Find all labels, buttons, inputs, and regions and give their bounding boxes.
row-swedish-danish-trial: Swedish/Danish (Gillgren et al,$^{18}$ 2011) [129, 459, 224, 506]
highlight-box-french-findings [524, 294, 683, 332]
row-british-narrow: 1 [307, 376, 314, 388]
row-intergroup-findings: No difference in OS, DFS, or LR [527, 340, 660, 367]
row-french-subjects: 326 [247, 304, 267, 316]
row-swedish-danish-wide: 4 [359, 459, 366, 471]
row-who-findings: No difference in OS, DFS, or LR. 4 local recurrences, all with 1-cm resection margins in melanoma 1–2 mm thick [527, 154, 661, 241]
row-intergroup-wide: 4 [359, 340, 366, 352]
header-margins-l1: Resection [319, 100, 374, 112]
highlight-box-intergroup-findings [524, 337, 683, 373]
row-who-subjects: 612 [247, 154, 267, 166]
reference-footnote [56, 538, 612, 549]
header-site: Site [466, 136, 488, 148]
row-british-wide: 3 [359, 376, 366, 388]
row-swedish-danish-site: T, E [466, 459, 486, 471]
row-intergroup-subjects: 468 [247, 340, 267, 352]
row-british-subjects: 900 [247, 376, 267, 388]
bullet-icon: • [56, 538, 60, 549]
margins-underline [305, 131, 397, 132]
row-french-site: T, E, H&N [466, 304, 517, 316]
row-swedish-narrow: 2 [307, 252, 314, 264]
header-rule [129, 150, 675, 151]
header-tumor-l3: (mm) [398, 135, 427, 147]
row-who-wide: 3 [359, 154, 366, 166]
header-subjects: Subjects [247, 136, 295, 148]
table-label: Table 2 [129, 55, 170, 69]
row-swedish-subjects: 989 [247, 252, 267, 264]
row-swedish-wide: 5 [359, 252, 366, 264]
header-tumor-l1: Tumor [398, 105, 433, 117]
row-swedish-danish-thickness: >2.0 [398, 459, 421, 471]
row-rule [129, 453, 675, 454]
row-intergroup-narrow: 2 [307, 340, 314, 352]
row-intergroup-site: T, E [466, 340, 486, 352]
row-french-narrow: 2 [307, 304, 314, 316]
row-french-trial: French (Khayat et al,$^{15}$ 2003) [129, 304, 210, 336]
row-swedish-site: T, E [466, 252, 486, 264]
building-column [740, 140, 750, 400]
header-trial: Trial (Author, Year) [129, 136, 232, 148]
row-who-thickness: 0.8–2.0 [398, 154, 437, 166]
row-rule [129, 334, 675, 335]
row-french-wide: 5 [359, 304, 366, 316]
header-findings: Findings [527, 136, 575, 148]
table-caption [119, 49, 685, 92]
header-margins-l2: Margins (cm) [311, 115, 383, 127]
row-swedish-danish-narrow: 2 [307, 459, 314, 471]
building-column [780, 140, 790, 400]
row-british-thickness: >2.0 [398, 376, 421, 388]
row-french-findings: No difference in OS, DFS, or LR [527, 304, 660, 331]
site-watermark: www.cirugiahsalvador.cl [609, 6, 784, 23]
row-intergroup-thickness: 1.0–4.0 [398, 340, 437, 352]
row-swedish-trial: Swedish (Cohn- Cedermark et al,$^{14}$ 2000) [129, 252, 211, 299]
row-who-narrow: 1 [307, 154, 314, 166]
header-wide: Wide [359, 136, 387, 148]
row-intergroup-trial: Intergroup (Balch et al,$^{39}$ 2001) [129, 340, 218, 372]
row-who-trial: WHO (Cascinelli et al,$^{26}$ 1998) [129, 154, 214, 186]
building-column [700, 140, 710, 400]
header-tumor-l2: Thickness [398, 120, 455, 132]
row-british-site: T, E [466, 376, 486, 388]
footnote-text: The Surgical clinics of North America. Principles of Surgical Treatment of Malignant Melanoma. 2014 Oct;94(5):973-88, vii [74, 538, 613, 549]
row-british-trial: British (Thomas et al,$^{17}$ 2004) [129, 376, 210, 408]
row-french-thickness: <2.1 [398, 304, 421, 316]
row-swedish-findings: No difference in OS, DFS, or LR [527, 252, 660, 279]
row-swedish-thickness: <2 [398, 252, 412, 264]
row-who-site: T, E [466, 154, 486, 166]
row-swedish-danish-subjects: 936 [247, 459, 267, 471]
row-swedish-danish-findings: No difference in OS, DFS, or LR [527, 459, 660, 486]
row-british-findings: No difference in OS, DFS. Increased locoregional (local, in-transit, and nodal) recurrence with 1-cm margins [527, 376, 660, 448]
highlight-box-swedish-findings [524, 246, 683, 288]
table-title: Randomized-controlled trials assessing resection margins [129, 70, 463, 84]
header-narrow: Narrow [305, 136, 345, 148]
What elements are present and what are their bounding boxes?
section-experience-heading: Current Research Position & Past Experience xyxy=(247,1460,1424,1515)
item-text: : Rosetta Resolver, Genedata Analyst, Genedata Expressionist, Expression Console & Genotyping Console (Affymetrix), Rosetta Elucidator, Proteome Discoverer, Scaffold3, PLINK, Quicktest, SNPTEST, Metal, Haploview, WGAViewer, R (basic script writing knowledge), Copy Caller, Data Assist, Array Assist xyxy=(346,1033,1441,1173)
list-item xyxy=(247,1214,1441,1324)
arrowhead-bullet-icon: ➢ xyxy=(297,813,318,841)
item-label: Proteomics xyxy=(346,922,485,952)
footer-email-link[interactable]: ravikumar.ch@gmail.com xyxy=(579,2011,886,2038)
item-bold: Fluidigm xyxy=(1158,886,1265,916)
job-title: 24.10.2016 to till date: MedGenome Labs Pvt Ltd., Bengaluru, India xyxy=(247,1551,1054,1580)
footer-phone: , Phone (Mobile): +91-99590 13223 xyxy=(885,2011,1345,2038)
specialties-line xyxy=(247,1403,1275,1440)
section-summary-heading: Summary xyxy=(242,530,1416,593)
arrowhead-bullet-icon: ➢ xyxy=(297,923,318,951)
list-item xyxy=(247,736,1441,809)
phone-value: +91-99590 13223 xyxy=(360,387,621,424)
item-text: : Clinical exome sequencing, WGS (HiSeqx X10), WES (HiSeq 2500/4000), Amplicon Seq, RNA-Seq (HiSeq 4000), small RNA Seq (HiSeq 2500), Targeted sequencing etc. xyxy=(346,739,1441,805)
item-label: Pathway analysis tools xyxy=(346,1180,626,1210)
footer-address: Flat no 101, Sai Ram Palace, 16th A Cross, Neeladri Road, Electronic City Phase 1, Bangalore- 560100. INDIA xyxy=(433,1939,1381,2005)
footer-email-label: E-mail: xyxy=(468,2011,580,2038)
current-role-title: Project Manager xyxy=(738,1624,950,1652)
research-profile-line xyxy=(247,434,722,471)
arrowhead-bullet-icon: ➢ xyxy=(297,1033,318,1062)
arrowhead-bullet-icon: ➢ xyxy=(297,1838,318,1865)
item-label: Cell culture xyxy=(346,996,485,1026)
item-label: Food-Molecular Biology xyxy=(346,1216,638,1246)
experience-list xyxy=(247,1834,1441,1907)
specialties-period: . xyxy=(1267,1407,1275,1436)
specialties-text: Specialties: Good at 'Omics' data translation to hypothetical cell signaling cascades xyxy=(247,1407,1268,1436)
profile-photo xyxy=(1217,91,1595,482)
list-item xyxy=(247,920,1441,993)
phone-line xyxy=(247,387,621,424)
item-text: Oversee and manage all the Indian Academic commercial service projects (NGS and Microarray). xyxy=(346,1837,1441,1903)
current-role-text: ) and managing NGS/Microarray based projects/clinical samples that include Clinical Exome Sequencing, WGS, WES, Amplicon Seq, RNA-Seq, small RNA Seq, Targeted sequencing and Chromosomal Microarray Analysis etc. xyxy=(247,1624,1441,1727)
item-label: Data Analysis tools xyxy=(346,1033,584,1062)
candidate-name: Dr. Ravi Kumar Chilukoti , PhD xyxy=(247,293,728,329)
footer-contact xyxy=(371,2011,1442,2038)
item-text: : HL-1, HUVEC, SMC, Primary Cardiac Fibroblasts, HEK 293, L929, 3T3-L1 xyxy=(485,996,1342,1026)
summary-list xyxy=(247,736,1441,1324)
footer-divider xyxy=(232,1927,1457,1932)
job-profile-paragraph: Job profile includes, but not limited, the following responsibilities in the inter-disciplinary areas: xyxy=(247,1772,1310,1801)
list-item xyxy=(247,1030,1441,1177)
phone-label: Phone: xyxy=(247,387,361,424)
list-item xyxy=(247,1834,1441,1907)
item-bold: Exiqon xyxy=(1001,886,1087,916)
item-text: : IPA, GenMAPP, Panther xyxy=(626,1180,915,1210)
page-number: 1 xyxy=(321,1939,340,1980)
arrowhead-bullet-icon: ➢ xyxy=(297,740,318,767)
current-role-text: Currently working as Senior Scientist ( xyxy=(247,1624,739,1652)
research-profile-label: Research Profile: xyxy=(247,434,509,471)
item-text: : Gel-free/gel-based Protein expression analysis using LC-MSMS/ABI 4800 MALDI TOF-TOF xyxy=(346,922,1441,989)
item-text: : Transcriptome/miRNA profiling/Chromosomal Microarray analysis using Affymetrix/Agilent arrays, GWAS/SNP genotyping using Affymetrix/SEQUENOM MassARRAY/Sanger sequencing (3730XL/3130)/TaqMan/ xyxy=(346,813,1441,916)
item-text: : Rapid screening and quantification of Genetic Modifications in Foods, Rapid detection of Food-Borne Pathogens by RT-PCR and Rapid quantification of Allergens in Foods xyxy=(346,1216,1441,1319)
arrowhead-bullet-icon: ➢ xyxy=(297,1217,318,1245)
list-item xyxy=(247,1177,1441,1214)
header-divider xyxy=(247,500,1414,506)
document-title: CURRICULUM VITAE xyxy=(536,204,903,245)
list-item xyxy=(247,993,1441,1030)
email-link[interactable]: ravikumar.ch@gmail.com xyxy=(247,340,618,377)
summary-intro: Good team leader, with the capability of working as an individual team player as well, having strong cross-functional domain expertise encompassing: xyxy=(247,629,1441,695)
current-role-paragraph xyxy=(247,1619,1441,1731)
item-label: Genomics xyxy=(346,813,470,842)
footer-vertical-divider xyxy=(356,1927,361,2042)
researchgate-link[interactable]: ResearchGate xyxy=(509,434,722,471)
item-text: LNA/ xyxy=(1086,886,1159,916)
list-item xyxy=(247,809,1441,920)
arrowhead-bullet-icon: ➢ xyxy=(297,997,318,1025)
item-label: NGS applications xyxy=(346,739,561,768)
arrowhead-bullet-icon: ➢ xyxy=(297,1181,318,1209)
··········
**Activity:**
Wherever "using" occurs in the entries above, copy the line it sits on.

**Output of the exercise:**
item-text: : Gel-free/gel-based Protein expression analysis using LC-MSMS/ABI 4800 MALDI TOF-TOF xyxy=(346,922,1441,989)
item-text: : Transcriptome/miRNA profiling/Chromosomal Microarray analysis using Affymetrix/Agilent arrays, GWAS/SNP genotyping using Affymetrix/SEQUENOM MassARRAY/Sanger sequencing (3730XL/3130)/TaqMan/ xyxy=(346,813,1441,916)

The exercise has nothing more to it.